►
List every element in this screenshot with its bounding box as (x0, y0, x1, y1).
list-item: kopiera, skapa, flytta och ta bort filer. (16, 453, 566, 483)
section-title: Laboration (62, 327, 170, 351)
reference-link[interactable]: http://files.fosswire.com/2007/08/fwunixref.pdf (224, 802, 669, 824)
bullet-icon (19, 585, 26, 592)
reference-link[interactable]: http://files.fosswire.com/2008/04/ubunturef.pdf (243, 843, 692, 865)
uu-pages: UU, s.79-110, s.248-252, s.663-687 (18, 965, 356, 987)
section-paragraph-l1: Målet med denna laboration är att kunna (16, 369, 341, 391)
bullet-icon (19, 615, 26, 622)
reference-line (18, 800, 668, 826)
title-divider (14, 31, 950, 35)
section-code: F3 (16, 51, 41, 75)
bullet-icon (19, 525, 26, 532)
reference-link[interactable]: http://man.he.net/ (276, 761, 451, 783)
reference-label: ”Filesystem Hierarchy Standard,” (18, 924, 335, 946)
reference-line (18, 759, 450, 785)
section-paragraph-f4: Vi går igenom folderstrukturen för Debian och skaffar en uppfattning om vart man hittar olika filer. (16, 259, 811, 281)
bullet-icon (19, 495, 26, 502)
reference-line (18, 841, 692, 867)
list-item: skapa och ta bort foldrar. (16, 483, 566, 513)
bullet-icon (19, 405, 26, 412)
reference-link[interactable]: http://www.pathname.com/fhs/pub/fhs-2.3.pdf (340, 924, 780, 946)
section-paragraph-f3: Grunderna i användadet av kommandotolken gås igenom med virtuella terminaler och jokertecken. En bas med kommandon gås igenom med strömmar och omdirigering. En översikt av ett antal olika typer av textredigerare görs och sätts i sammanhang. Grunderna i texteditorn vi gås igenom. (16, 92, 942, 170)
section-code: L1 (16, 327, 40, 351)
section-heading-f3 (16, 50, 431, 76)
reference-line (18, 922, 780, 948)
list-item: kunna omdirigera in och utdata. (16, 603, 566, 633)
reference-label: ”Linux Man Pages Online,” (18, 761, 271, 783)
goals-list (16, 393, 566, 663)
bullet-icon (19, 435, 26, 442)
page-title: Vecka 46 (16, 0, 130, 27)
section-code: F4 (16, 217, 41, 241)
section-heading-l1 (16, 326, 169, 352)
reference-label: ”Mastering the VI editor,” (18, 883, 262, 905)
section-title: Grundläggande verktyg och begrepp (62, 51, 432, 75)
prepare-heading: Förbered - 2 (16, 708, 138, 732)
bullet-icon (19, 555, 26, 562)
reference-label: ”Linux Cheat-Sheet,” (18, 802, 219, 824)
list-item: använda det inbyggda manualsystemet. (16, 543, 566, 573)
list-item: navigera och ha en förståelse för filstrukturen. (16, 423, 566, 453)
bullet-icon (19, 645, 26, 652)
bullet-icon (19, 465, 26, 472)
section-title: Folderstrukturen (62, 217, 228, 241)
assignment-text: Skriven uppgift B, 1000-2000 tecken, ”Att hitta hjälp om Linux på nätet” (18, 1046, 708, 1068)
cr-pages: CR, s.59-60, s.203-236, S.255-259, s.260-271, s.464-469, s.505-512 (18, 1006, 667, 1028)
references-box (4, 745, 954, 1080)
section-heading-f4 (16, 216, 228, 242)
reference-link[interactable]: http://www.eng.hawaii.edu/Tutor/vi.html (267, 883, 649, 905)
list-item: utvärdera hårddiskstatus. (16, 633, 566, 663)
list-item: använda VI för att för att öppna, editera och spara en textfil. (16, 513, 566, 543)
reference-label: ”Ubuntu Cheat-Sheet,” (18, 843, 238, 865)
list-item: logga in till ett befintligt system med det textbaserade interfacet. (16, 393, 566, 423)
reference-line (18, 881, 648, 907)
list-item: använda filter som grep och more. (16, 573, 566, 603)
◄
Required action ::
Looking at the entries, work out how many lines include the word "heading" and give the number by itself.

Answer to this exercise ::
4